_Problem statement_:
Copy out the listing exactly.
──────── Data records ────────
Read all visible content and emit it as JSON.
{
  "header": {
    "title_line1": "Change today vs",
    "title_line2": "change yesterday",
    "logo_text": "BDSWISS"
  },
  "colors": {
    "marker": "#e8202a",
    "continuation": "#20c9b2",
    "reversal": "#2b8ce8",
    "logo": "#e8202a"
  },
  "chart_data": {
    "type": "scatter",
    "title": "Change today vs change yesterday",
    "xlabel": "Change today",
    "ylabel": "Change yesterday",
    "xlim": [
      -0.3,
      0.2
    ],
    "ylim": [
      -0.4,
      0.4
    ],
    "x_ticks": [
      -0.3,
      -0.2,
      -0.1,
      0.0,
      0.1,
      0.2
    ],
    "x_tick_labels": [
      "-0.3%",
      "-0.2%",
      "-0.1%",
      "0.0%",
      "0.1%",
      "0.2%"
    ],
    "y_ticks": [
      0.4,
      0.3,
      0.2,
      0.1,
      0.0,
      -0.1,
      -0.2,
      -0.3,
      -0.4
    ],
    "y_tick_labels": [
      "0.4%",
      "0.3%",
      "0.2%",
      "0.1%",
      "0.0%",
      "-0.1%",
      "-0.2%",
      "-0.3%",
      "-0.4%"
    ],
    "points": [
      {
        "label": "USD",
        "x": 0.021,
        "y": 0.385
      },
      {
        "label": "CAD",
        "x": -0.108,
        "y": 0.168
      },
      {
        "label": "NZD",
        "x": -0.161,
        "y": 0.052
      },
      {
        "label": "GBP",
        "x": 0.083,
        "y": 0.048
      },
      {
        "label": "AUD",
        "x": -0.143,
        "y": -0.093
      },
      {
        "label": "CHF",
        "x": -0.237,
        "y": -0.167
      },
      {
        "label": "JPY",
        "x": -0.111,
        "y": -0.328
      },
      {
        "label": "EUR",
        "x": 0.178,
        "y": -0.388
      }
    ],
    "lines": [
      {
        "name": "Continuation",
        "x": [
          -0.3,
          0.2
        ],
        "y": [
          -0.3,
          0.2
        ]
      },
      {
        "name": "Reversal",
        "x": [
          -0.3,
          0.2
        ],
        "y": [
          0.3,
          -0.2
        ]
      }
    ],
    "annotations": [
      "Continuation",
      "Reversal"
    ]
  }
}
────────
_Solved problem_:
Read all visible content and emit it as JSON.
{
  "header": {
    "title_line1": "Change today vs",
    "title_line2": "change yesterday",
    "logo_text": "BDSWISS"
  },
  "colors": {
    "marker": "#e8202a",
    "continuation": "#20c9b2",
    "reversal": "#2b8ce8",
    "logo": "#e8202a"
  },
  "chart_data": {
    "type": "scatter",
    "title": "Change today vs change yesterday",
    "xlabel": "Change today",
    "ylabel": "Change yesterday",
    "xlim": [
      -0.3,
      0.2
    ],
    "ylim": [
      -0.4,
      0.4
    ],
    "x_ticks": [
      -0.3,
      -0.2,
      -0.1,
      0.0,
      0.1,
      0.2
    ],
    "x_tick_labels": [
      "-0.3%",
      "-0.2%",
      "-0.1%",
      "0.0%",
      "0.1%",
      "0.2%"
    ],
    "y_ticks": [
      0.4,
      0.3,
      0.2,
      0.1,
      0.0,
      -0.1,
      -0.2,
      -0.3,
      -0.4
    ],
    "y_tick_labels": [
      "0.4%",
      "0.3%",
      "0.2%",
      "0.1%",
      "0.0%",
      "-0.1%",
      "-0.2%",
      "-0.3%",
      "-0.4%"
    ],
    "points": [
      {
        "label": "USD",
        "x": 0.021,
        "y": 0.385
      },
      {
        "label": "CAD",
        "x": -0.108,
        "y": 0.168
      },
      {
        "label": "NZD",
        "x": -0.161,
        "y": 0.052
      },
      {
        "label": "GBP",
        "x": 0.083,
        "y": 0.048
      },
      {
        "label": "AUD",
        "x": -0.143,
        "y": -0.093
      },
      {
        "label": "CHF",
        "x": -0.237,
        "y": -0.167
      },
      {
        "label": "JPY",
        "x": -0.111,
        "y": -0.328
      },
      {
        "label": "EUR",
        "x": 0.178,
        "y": -0.388
      }
    ],
    "lines": [
      {
        "name": "Continuation",
        "x": [
          -0.3,
          0.2
        ],
        "y": [
          -0.3,
          0.2
        ]
      },
      {
        "name": "Reversal",
        "x": [
          -0.3,
          0.2
        ],
        "y": [
          0.3,
          -0.2
        ]
      }
    ],
    "annotations": [
      "Continuation",
      "Reversal"
    ]
  }
}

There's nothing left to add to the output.